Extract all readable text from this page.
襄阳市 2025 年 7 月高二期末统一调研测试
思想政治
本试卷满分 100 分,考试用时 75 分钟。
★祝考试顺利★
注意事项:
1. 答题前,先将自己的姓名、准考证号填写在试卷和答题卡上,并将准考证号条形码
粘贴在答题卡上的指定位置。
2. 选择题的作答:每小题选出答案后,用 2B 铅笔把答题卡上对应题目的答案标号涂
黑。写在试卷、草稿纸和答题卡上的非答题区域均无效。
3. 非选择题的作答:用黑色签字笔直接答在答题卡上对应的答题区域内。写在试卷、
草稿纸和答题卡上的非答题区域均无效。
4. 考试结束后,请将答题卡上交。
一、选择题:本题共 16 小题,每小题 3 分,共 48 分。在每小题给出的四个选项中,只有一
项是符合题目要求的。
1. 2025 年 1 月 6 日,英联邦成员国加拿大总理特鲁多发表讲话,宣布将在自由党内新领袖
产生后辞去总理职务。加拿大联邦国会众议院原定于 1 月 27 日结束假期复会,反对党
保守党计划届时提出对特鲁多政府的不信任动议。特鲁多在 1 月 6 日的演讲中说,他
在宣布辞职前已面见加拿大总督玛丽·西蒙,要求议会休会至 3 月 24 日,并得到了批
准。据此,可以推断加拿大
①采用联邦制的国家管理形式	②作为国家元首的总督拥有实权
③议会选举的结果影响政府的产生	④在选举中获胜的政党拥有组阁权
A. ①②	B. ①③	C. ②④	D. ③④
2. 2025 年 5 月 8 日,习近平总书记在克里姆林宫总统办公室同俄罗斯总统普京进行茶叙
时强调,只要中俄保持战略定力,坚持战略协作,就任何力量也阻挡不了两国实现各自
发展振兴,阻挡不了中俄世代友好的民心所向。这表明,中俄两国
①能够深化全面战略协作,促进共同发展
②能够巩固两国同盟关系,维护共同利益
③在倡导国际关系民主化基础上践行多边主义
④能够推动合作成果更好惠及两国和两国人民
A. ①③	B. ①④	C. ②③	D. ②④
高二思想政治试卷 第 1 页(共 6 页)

WRITTEN PROBLEM:
The answer should be a single number: the count of lines in the data that include the string "草稿纸和答题卡上的非答题区域均无效".

RESPONSE FOR THIS EXERCISE:
2